What you are asked to do | Copy out every record below, word for word.

Dataset records |
####

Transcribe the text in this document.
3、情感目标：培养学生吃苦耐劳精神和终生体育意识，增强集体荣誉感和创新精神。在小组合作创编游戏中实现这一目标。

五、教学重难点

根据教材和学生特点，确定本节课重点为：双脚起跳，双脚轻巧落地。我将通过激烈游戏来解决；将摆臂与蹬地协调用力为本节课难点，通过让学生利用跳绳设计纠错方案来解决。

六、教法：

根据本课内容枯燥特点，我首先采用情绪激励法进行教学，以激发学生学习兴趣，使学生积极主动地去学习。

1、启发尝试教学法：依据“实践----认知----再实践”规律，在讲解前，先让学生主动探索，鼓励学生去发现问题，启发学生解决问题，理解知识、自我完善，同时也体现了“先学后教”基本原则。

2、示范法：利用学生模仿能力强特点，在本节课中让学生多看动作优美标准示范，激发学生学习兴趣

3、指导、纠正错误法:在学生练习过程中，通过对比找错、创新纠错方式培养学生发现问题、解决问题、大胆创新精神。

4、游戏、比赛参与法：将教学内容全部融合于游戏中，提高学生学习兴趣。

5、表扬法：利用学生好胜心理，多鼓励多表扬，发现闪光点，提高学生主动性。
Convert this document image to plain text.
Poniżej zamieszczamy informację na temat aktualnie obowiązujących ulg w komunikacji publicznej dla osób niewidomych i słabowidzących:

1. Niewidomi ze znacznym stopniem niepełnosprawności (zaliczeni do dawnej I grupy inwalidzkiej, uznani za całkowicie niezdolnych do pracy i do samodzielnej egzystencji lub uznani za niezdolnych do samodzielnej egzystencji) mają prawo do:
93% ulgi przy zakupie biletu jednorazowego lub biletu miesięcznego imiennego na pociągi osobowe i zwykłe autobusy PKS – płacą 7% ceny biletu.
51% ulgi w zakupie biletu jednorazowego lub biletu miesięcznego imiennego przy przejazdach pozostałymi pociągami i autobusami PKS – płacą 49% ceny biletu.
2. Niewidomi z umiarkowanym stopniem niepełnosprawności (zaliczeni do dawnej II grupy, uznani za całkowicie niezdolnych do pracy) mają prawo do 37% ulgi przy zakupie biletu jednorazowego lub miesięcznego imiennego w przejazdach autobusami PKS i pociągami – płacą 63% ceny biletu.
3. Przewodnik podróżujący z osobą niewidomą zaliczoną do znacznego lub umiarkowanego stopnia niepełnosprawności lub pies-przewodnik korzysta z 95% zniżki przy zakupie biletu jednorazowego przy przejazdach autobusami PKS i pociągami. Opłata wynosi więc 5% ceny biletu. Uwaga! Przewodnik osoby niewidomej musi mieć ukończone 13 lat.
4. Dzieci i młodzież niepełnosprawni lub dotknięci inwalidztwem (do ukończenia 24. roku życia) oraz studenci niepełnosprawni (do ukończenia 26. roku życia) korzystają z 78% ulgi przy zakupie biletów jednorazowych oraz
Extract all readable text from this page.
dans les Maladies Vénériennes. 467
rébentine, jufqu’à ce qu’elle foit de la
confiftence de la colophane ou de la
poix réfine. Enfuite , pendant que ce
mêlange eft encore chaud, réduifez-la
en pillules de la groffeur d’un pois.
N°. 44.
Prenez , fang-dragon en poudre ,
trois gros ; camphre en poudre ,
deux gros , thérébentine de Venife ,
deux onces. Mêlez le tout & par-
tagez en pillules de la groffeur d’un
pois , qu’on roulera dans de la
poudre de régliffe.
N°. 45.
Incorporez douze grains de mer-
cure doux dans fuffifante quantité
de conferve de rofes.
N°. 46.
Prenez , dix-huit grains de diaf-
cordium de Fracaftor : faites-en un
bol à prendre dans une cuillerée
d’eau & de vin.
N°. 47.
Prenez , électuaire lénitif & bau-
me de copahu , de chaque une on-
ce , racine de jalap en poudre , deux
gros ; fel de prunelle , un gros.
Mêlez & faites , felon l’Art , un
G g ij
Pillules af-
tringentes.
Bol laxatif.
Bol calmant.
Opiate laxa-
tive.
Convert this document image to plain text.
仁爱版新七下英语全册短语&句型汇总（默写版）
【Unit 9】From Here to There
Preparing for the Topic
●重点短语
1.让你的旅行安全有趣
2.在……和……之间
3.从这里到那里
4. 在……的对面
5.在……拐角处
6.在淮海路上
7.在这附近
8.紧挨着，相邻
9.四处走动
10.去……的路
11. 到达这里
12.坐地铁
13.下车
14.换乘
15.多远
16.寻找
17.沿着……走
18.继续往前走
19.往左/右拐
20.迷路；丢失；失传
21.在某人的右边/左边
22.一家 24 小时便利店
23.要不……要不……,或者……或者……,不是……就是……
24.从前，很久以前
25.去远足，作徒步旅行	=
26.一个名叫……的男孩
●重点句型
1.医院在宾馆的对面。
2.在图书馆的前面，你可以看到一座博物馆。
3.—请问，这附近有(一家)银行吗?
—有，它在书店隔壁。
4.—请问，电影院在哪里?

####

Exercise answer |
Transcribe the text in this document.
3、情感目标：培养学生吃苦耐劳精神和终生体育意识，增强集体荣誉感和创新精神。在小组合作创编游戏中实现这一目标。

五、教学重难点

根据教材和学生特点，确定本节课重点为：双脚起跳，双脚轻巧落地。我将通过激烈游戏来解决；将摆臂与蹬地协调用力为本节课难点，通过让学生利用跳绳设计纠错方案来解决。

六、教法：

根据本课内容枯燥特点，我首先采用情绪激励法进行教学，以激发学生学习兴趣，使学生积极主动地去学习。

1、启发尝试教学法：依据“实践----认知----再实践”规律，在讲解前，先让学生主动探索，鼓励学生去发现问题，启发学生解决问题，理解知识、自我完善，同时也体现了“先学后教”基本原则。

2、示范法：利用学生模仿能力强特点，在本节课中让学生多看动作优美标准示范，激发学生学习兴趣

3、指导、纠正错误法:在学生练习过程中，通过对比找错、创新纠错方式培养学生发现问题、解决问题、大胆创新精神。

4、游戏、比赛参与法：将教学内容全部融合于游戏中，提高学生学习兴趣。

5、表扬法：利用学生好胜心理，多鼓励多表扬，发现闪光点，提高学生主动性。
Convert this document image to plain text.
Poniżej zamieszczamy informację na temat aktualnie obowiązujących ulg w komunikacji publicznej dla osób niewidomych i słabowidzących:

1. Niewidomi ze znacznym stopniem niepełnosprawności (zaliczeni do dawnej I grupy inwalidzkiej, uznani za całkowicie niezdolnych do pracy i do samodzielnej egzystencji lub uznani za niezdolnych do samodzielnej egzystencji) mają prawo do:
93% ulgi przy zakupie biletu jednorazowego lub biletu miesięcznego imiennego na pociągi osobowe i zwykłe autobusy PKS – płacą 7% ceny biletu.
51% ulgi w zakupie biletu jednorazowego lub biletu miesięcznego imiennego przy przejazdach pozostałymi pociągami i autobusami PKS – płacą 49% ceny biletu.
2. Niewidomi z umiarkowanym stopniem niepełnosprawności (zaliczeni do dawnej II grupy, uznani za całkowicie niezdolnych do pracy) mają prawo do 37% ulgi przy zakupie biletu jednorazowego lub miesięcznego imiennego w przejazdach autobusami PKS i pociągami – płacą 63% ceny biletu.
3. Przewodnik podróżujący z osobą niewidomą zaliczoną do znacznego lub umiarkowanego stopnia niepełnosprawności lub pies-przewodnik korzysta z 95% zniżki przy zakupie biletu jednorazowego przy przejazdach autobusami PKS i pociągami. Opłata wynosi więc 5% ceny biletu. Uwaga! Przewodnik osoby niewidomej musi mieć ukończone 13 lat.
4. Dzieci i młodzież niepełnosprawni lub dotknięci inwalidztwem (do ukończenia 24. roku życia) oraz studenci niepełnosprawni (do ukończenia 26. roku życia) korzystają z 78% ulgi przy zakupie biletów jednorazowych oraz
Extract all readable text from this page.
dans les Maladies Vénériennes. 467
rébentine, jufqu’à ce qu’elle foit de la
confiftence de la colophane ou de la
poix réfine. Enfuite , pendant que ce
mêlange eft encore chaud, réduifez-la
en pillules de la groffeur d’un pois.
N°. 44.
Prenez , fang-dragon en poudre ,
trois gros ; camphre en poudre ,
deux gros , thérébentine de Venife ,
deux onces. Mêlez le tout & par-
tagez en pillules de la groffeur d’un
pois , qu’on roulera dans de la
poudre de régliffe.
N°. 45.
Incorporez douze grains de mer-
cure doux dans fuffifante quantité
de conferve de rofes.
N°. 46.
Prenez , dix-huit grains de diaf-
cordium de Fracaftor : faites-en un
bol à prendre dans une cuillerée
d’eau & de vin.
N°. 47.
Prenez , électuaire lénitif & bau-
me de copahu , de chaque une on-
ce , racine de jalap en poudre , deux
gros ; fel de prunelle , un gros.
Mêlez & faites , felon l’Art , un
G g ij
Pillules af-
tringentes.
Bol laxatif.
Bol calmant.
Opiate laxa-
tive.
Convert this document image to plain text.
仁爱版新七下英语全册短语&句型汇总（默写版）
【Unit 9】From Here to There
Preparing for the Topic
●重点短语
1.让你的旅行安全有趣
2.在……和……之间
3.从这里到那里
4. 在……的对面
5.在……拐角处
6.在淮海路上
7.在这附近
8.紧挨着，相邻
9.四处走动
10.去……的路
11. 到达这里
12.坐地铁
13.下车
14.换乘
15.多远
16.寻找
17.沿着……走
18.继续往前走
19.往左/右拐
20.迷路；丢失；失传
21.在某人的右边/左边
22.一家 24 小时便利店
23.要不……要不……,或者……或者……,不是……就是……
24.从前，很久以前
25.去远足，作徒步旅行	=
26.一个名叫……的男孩
●重点句型
1.医院在宾馆的对面。
2.在图书馆的前面，你可以看到一座博物馆。
3.—请问，这附近有(一家)银行吗?
—有，它在书店隔壁。
4.—请问，电影院在哪里?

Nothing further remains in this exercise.